What you should do.
Repeat every line of the material, character for character.

»»

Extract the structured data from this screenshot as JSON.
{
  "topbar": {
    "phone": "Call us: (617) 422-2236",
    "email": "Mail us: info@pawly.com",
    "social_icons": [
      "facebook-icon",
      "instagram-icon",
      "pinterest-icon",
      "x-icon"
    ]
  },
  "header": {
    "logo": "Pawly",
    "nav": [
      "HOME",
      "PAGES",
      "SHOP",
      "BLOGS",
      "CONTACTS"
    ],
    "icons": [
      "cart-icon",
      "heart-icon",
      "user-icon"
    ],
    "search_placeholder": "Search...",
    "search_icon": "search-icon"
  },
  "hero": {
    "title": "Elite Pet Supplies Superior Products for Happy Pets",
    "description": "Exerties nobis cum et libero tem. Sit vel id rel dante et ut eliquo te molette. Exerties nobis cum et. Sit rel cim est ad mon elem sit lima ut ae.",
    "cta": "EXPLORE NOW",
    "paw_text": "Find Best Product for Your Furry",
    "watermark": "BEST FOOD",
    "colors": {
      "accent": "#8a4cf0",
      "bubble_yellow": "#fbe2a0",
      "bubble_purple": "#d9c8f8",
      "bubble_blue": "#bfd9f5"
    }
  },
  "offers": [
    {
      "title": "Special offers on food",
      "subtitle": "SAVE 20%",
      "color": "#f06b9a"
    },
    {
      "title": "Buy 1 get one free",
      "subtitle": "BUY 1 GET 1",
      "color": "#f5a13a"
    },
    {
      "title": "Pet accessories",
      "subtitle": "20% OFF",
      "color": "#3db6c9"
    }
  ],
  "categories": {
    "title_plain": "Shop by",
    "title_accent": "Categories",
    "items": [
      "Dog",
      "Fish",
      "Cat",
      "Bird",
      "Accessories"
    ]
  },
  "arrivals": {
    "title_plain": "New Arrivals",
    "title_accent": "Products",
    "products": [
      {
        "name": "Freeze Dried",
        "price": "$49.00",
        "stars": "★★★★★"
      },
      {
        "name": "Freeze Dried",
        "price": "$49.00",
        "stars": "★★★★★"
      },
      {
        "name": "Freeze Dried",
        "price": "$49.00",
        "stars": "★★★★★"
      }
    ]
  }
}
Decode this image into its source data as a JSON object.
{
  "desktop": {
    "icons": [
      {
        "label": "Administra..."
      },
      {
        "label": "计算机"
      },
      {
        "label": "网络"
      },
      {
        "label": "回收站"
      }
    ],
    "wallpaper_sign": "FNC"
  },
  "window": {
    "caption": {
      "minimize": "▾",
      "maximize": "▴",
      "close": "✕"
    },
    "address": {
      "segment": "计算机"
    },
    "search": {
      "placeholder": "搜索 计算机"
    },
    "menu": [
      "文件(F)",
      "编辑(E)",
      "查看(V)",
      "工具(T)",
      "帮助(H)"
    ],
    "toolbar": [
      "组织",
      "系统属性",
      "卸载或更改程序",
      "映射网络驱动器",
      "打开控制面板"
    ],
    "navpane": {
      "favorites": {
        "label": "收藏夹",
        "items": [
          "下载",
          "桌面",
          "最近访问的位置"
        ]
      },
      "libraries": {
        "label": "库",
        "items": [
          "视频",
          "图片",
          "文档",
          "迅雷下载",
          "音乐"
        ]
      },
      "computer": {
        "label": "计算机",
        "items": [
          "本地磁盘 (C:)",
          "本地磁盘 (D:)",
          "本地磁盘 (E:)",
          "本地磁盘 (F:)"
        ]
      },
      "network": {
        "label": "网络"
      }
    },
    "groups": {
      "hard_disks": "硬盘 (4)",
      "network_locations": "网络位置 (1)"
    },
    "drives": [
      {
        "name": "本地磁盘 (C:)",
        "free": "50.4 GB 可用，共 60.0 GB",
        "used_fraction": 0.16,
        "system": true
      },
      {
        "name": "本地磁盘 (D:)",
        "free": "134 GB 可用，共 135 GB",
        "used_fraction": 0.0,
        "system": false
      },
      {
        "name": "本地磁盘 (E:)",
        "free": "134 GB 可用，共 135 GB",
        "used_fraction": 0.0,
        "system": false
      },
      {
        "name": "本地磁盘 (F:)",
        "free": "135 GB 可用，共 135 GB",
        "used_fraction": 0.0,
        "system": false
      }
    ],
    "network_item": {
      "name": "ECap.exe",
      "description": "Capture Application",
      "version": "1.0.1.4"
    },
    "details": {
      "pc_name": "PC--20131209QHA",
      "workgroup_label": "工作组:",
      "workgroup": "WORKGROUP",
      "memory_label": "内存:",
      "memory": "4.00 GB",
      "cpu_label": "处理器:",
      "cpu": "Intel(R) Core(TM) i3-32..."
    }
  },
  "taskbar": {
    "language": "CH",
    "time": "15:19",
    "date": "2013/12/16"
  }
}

««

Full response.
Extract the structured data from this screenshot as JSON.
{
  "topbar": {
    "phone": "Call us: (617) 422-2236",
    "email": "Mail us: info@pawly.com",
    "social_icons": [
      "facebook-icon",
      "instagram-icon",
      "pinterest-icon",
      "x-icon"
    ]
  },
  "header": {
    "logo": "Pawly",
    "nav": [
      "HOME",
      "PAGES",
      "SHOP",
      "BLOGS",
      "CONTACTS"
    ],
    "icons": [
      "cart-icon",
      "heart-icon",
      "user-icon"
    ],
    "search_placeholder": "Search...",
    "search_icon": "search-icon"
  },
  "hero": {
    "title": "Elite Pet Supplies Superior Products for Happy Pets",
    "description": "Exerties nobis cum et libero tem. Sit vel id rel dante et ut eliquo te molette. Exerties nobis cum et. Sit rel cim est ad mon elem sit lima ut ae.",
    "cta": "EXPLORE NOW",
    "paw_text": "Find Best Product for Your Furry",
    "watermark": "BEST FOOD",
    "colors": {
      "accent": "#8a4cf0",
      "bubble_yellow": "#fbe2a0",
      "bubble_purple": "#d9c8f8",
      "bubble_blue": "#bfd9f5"
    }
  },
  "offers": [
    {
      "title": "Special offers on food",
      "subtitle": "SAVE 20%",
      "color": "#f06b9a"
    },
    {
      "title": "Buy 1 get one free",
      "subtitle": "BUY 1 GET 1",
      "color": "#f5a13a"
    },
    {
      "title": "Pet accessories",
      "subtitle": "20% OFF",
      "color": "#3db6c9"
    }
  ],
  "categories": {
    "title_plain": "Shop by",
    "title_accent": "Categories",
    "items": [
      "Dog",
      "Fish",
      "Cat",
      "Bird",
      "Accessories"
    ]
  },
  "arrivals": {
    "title_plain": "New Arrivals",
    "title_accent": "Products",
    "products": [
      {
        "name": "Freeze Dried",
        "price": "$49.00",
        "stars": "★★★★★"
      },
      {
        "name": "Freeze Dried",
        "price": "$49.00",
        "stars": "★★★★★"
      },
      {
        "name": "Freeze Dried",
        "price": "$49.00",
        "stars": "★★★★★"
      }
    ]
  }
}
Decode this image into its source data as a JSON object.
{
  "desktop": {
    "icons": [
      {
        "label": "Administra..."
      },
      {
        "label": "计算机"
      },
      {
        "label": "网络"
      },
      {
        "label": "回收站"
      }
    ],
    "wallpaper_sign": "FNC"
  },
  "window": {
    "caption": {
      "minimize": "▾",
      "maximize": "▴",
      "close": "✕"
    },
    "address": {
      "segment": "计算机"
    },
    "search": {
      "placeholder": "搜索 计算机"
    },
    "menu": [
      "文件(F)",
      "编辑(E)",
      "查看(V)",
      "工具(T)",
      "帮助(H)"
    ],
    "toolbar": [
      "组织",
      "系统属性",
      "卸载或更改程序",
      "映射网络驱动器",
      "打开控制面板"
    ],
    "navpane": {
      "favorites": {
        "label": "收藏夹",
        "items": [
          "下载",
          "桌面",
          "最近访问的位置"
        ]
      },
      "libraries": {
        "label": "库",
        "items": [
          "视频",
          "图片",
          "文档",
          "迅雷下载",
          "音乐"
        ]
      },
      "computer": {
        "label": "计算机",
        "items": [
          "本地磁盘 (C:)",
          "本地磁盘 (D:)",
          "本地磁盘 (E:)",
          "本地磁盘 (F:)"
        ]
      },
      "network": {
        "label": "网络"
      }
    },
    "groups": {
      "hard_disks": "硬盘 (4)",
      "network_locations": "网络位置 (1)"
    },
    "drives": [
      {
        "name": "本地磁盘 (C:)",
        "free": "50.4 GB 可用，共 60.0 GB",
        "used_fraction": 0.16,
        "system": true
      },
      {
        "name": "本地磁盘 (D:)",
        "free": "134 GB 可用，共 135 GB",
        "used_fraction": 0.0,
        "system": false
      },
      {
        "name": "本地磁盘 (E:)",
        "free": "134 GB 可用，共 135 GB",
        "used_fraction": 0.0,
        "system": false
      },
      {
        "name": "本地磁盘 (F:)",
        "free": "135 GB 可用，共 135 GB",
        "used_fraction": 0.0,
        "system": false
      }
    ],
    "network_item": {
      "name": "ECap.exe",
      "description": "Capture Application",
      "version": "1.0.1.4"
    },
    "details": {
      "pc_name": "PC--20131209QHA",
      "workgroup_label": "工作组:",
      "workgroup": "WORKGROUP",
      "memory_label": "内存:",
      "memory": "4.00 GB",
      "cpu_label": "处理器:",
      "cpu": "Intel(R) Core(TM) i3-32..."
    }
  },
  "taskbar": {
    "language": "CH",
    "time": "15:19",
    "date": "2013/12/16"
  }
}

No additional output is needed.